Chart and figure data:
○ ○ ○ ○ ○ ○ ○
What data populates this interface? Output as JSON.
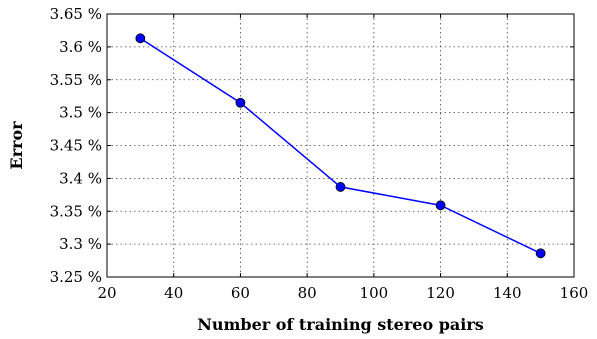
{
  "chart_data": {
    "type": "line",
    "title": "",
    "xlabel": "Number of training stereo pairs",
    "ylabel": "Error",
    "xlim": [
      20,
      160
    ],
    "ylim": [
      3.25,
      3.65
    ],
    "xticks": [
      20,
      40,
      60,
      80,
      100,
      120,
      140,
      160
    ],
    "xtick_labels": [
      "20",
      "40",
      "60",
      "80",
      "100",
      "120",
      "140",
      "160"
    ],
    "yticks": [
      3.25,
      3.3,
      3.35,
      3.4,
      3.45,
      3.5,
      3.55,
      3.6,
      3.65
    ],
    "ytick_labels": [
      "3.25 %",
      "3.3 %",
      "3.35 %",
      "3.4 %",
      "3.45 %",
      "3.5 %",
      "3.55 %",
      "3.6 %",
      "3.65 %"
    ],
    "grid": true,
    "series": [
      {
        "color": "#0000ff",
        "marker": "circle",
        "x": [
          30,
          60,
          90,
          120,
          150
        ],
        "y": [
          3.613,
          3.515,
          3.387,
          3.359,
          3.286
        ]
      }
    ]
  }
}
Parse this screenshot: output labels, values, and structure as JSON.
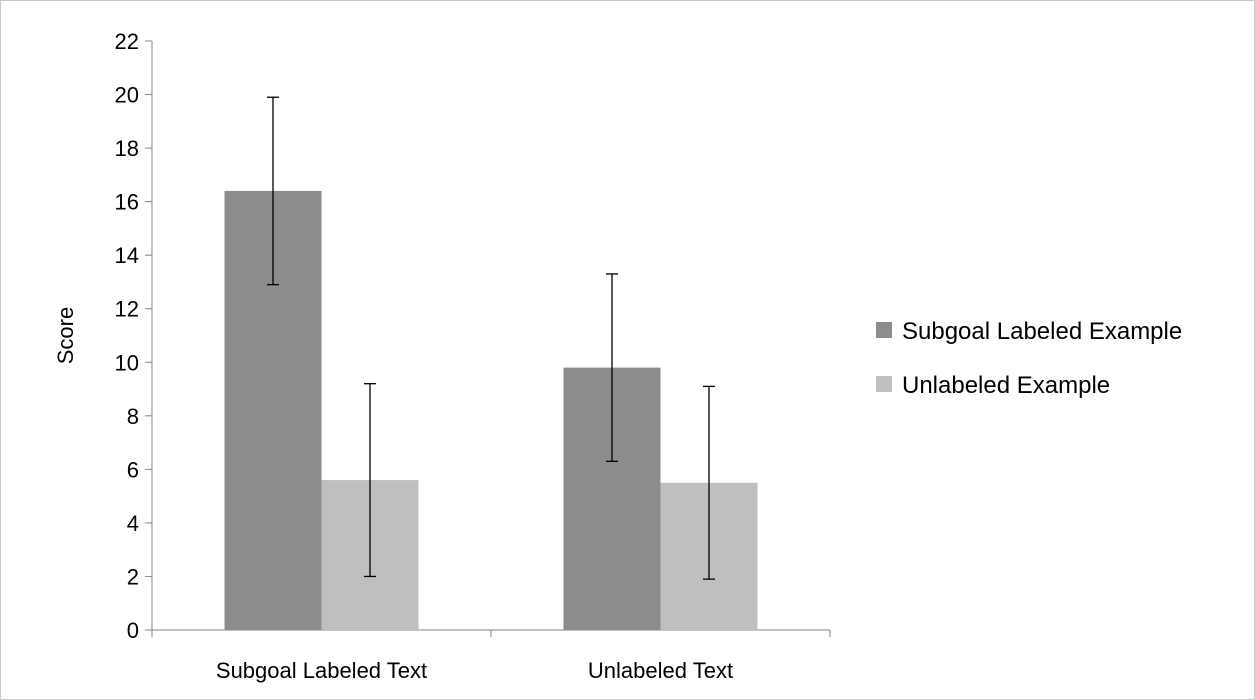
{
  "chart_data": {
    "type": "bar",
    "title": "",
    "xlabel": "",
    "ylabel": "Score",
    "ylim": [
      0,
      22
    ],
    "yticks": [
      0,
      2,
      4,
      6,
      8,
      10,
      12,
      14,
      16,
      18,
      20,
      22
    ],
    "categories": [
      "Subgoal Labeled Text",
      "Unlabeled Text"
    ],
    "series": [
      {
        "name": "Subgoal Labeled Example",
        "color": "#8c8c8c",
        "values": [
          16.4,
          9.8
        ],
        "error_low": [
          12.9,
          6.3
        ],
        "error_high": [
          19.9,
          13.3
        ]
      },
      {
        "name": "Unlabeled Example",
        "color": "#bfbfbf",
        "values": [
          5.6,
          5.5
        ],
        "error_low": [
          2.0,
          1.9
        ],
        "error_high": [
          9.2,
          9.1
        ]
      }
    ],
    "grid": false,
    "legend": "right"
  }
}
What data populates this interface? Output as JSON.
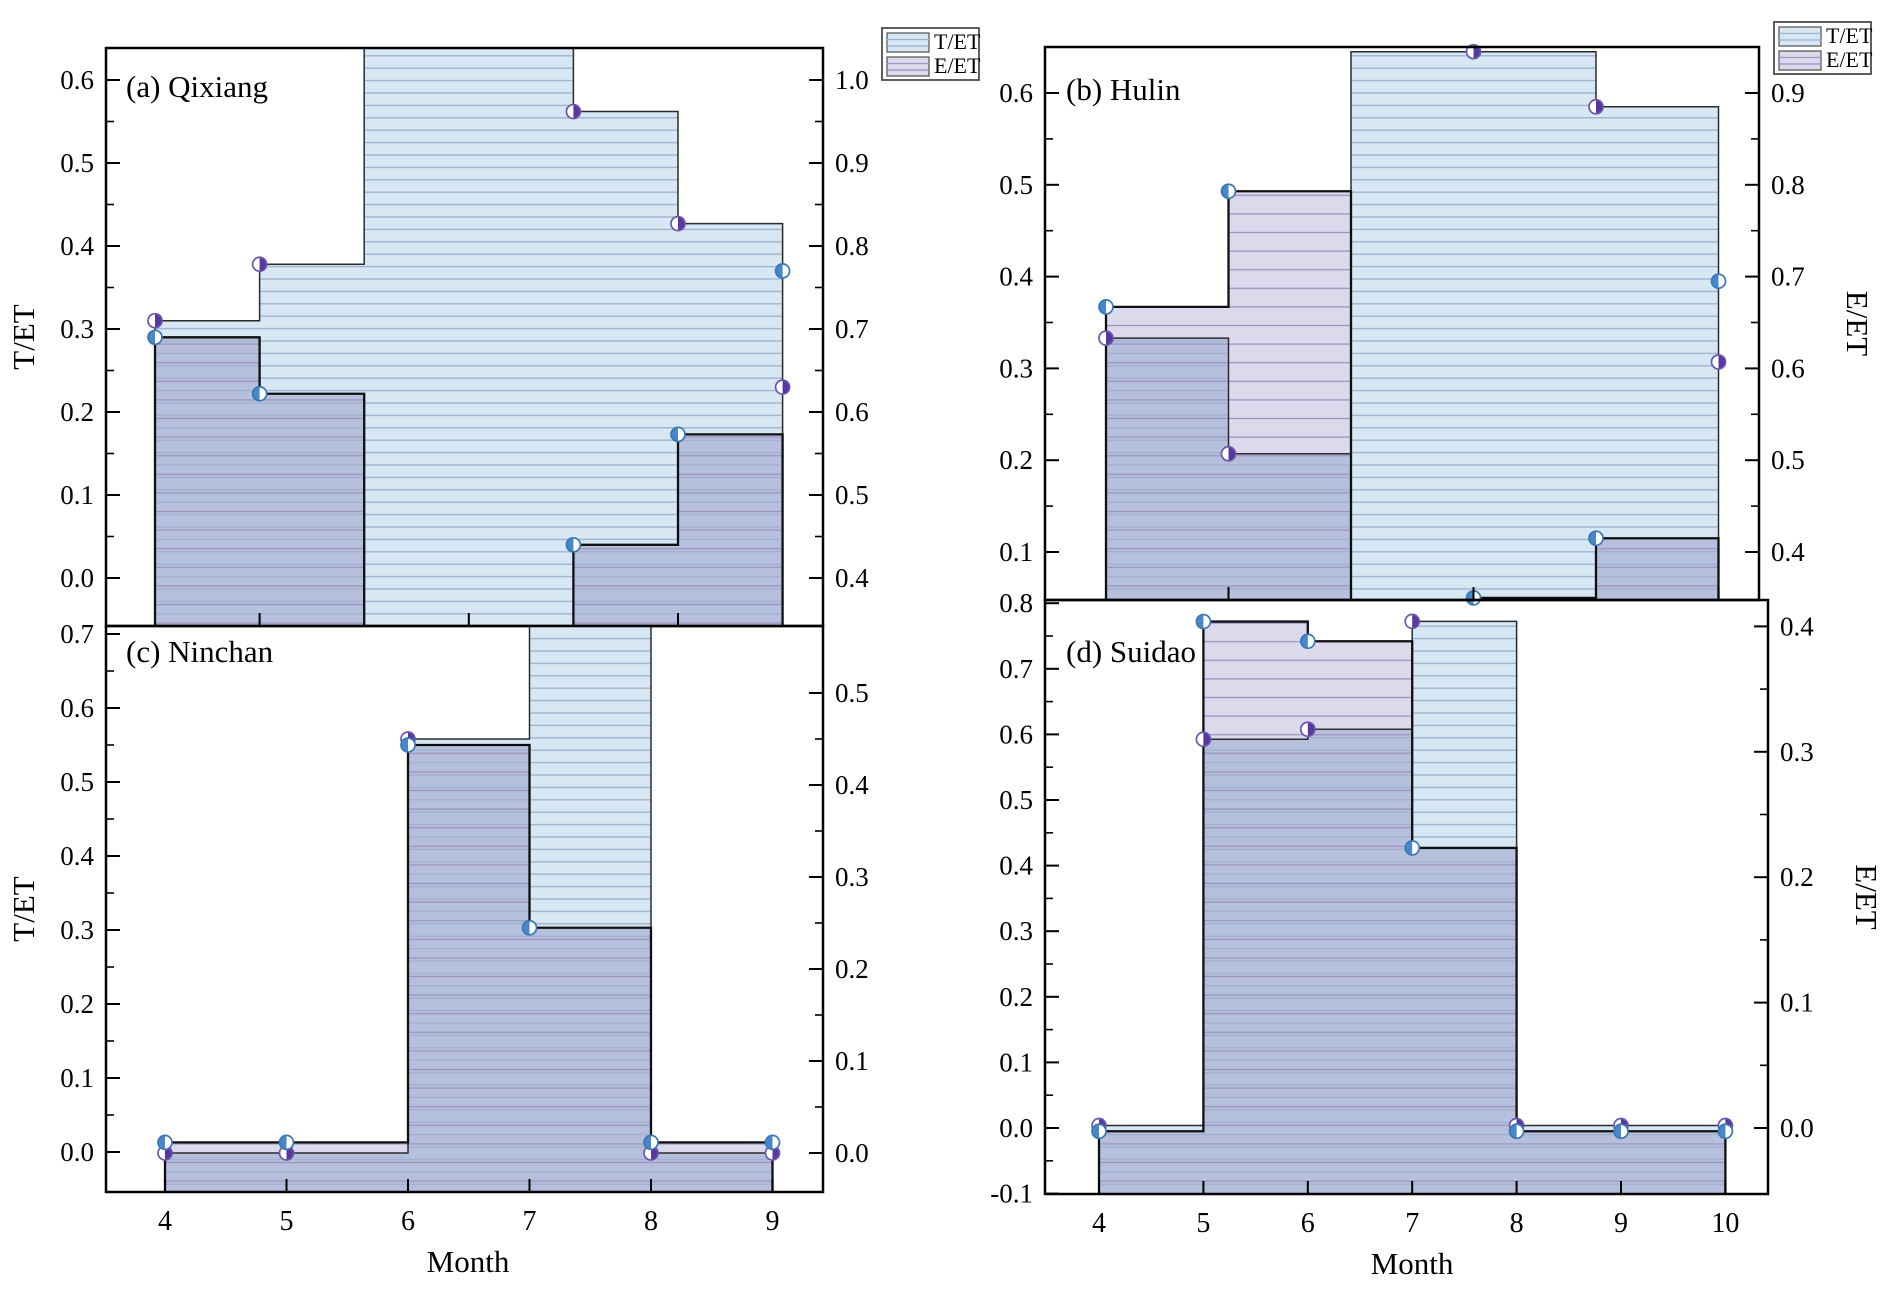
○ ○ ○ ○ ○ ○ ○
▶ [WRITTEN TASK]: Output an exact copy of the material, with the pictures removed.

▶ [WRITTEN ANSWER]:
What data populates this interface? Output as JSON.
{
  "chart_data": {
    "type": "line",
    "title": "",
    "xlabel": "Number of training stereo pairs",
    "ylabel": "Error",
    "xlim": [
      20,
      160
    ],
    "ylim": [
      3.25,
      3.65
    ],
    "xticks": [
      20,
      40,
      60,
      80,
      100,
      120,
      140,
      160
    ],
    "xtick_labels": [
      "20",
      "40",
      "60",
      "80",
      "100",
      "120",
      "140",
      "160"
    ],
    "yticks": [
      3.25,
      3.3,
      3.35,
      3.4,
      3.45,
      3.5,
      3.55,
      3.6,
      3.65
    ],
    "ytick_labels": [
      "3.25 %",
      "3.3 %",
      "3.35 %",
      "3.4 %",
      "3.45 %",
      "3.5 %",
      "3.55 %",
      "3.6 %",
      "3.65 %"
    ],
    "grid": true,
    "series": [
      {
        "color": "#0000ff",
        "marker": "circle",
        "x": [
          30,
          60,
          90,
          120,
          150
        ],
        "y": [
          3.613,
          3.515,
          3.387,
          3.359,
          3.286
        ]
      }
    ]
  }
}
Parse this screenshot: output labels, values, and structure as JSON.
{
  "chart_data": {
    "type": "bar",
    "title": "",
    "xlabel": "",
    "ylabel": "Score",
    "ylim": [
      0,
      22
    ],
    "yticks": [
      0,
      2,
      4,
      6,
      8,
      10,
      12,
      14,
      16,
      18,
      20,
      22
    ],
    "categories": [
      "Subgoal Labeled Text",
      "Unlabeled Text"
    ],
    "series": [
      {
        "name": "Subgoal Labeled Example",
        "color": "#8c8c8c",
        "values": [
          16.4,
          9.8
        ],
        "error_low": [
          12.9,
          6.3
        ],
        "error_high": [
          19.9,
          13.3
        ]
      },
      {
        "name": "Unlabeled Example",
        "color": "#bfbfbf",
        "values": [
          5.6,
          5.5
        ],
        "error_low": [
          2.0,
          1.9
        ],
        "error_high": [
          9.2,
          9.1
        ]
      }
    ],
    "grid": false,
    "legend": "right"
  }
}
What data populates this interface? Output as JSON.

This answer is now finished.